PROBLEM 1 ::
Answer the following from the excerpt on TxDOT funding and municipal court fees:
(a) What forms of local participation does TxDOT name besides "other forms"?
(b) How much cash have cities contributed per year in recent years?
(c) What are cities generally allowed to keep for collecting state fees on court fines?
PROBLEM 2 ::
Pick up the excerpt on TxDOT funding and municipal court fees and continue it from its last sentence.

TxDOT continues to seek additional ways to fund the state transportation program. For years, TxDOT has partnered with local public agencies to make transportation improvements on state highways. This local participation has come in many forms, including provision of right-of-way, financial contributions, maintenance agreements and other forms… Cooperative partnering between state and local agencies will be needed to meet future transportation needs. TxDOT will depend on local and regional leaders to provide both leadership and commitment to help carry projects forward…TxDOT is currently suggesting to local agencies that they consider increasing their participation in TxDOT projects in order to expedite scheduling of locally desired projects. (Emphasis added.)

In short, “local participation” may become a “pay-to-play” system imposed by TxDOT on local governments who wish to see highway projects in their area move forward.

How much do cities annually contribute in local participation? In recent years, cities have pitched in more than $90 million per year in cash and much more in right-of-way donations and in-kind services. In addition, the state gasoline tax paid by cities accounts for many more millions of dollars paid by cities for the state transportation system.

Here’s the bottom line. In most states, the state government makes grants to cities to help those cities build and maintain city streets. In Texas, city governments transfer municipal revenue to the state to help pay for the state highway system.

State Fees on Municipal Court Fines

Municipal courts in Texas collect funds on behalf of the state for a wide variety of state programs. These state programs range from the Criminal Justice Planning Fund to the Crime Victims’ Compensation Fund. In most cases, the fees are imposed on persons convicted of any criminal offense. For these collection efforts, cities are generally allowed to keep some small amount of revenue as reimbursement for the costs incurred to collect the fees and remit them to the state.

SUPPLIED MATERIAL ::
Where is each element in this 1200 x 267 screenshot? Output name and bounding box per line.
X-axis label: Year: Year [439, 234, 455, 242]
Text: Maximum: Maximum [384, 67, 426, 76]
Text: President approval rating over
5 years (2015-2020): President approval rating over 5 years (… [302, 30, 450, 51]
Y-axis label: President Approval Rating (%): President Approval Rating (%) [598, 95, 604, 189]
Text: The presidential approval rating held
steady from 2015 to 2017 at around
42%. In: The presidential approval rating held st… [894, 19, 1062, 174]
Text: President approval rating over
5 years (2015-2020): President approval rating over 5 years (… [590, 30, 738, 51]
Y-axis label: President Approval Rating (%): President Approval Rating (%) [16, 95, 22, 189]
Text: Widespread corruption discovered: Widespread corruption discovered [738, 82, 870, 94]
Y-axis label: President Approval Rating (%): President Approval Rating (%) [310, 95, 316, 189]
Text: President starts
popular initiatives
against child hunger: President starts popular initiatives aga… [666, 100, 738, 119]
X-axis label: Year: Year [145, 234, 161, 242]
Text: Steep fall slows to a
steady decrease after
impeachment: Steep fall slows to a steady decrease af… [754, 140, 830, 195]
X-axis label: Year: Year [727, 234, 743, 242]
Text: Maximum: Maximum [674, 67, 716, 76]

TASK RESPONSE 1 ::
(a) Provision of right-of-way, financial contributions, and maintenance agreements.
(b) More than $90 million per year.
(c) Some small amount of revenue as reimbursement for the costs incurred to collect the fees and remit them to the state.

TASK RESPONSE 2 ::
Many city officials contend that state court costs adversely impact municipal courts in two ways. First, the state’s court costs are complicated to administer. While cities can keep a small percentage of the costs as an administrative fee, that amount is not sufficient to reimburse the cities for the bookkeeping and administrative problems connected with this function. Second, when setting an appropriate fine for an offense, a judge must consider the fact that the defendant will also be paying state court costs. As a result, municipal fine revenue is often lower than it would otherwise be because the judge has considered the state court costs when setting a defendant’s total fine.

Municipal court clerks also point out that the state requires that in the event of a partial payment, the state court costs must be paid first before the city can keep any of the fine. This means that cities must do all the work collecting fines but are not allowed to keep any money until the state court costs have been fully satisfied.

In recent years, the number and amount of the state fees collected by municipal courts have grown rapidly. For example, on a typical traffic offense conviction, a municipal court defendant must currently pay $82 in state-imposed fees before any city fine is collected. The following chart is a comparison of the present situation with fees imposed just seven years ago.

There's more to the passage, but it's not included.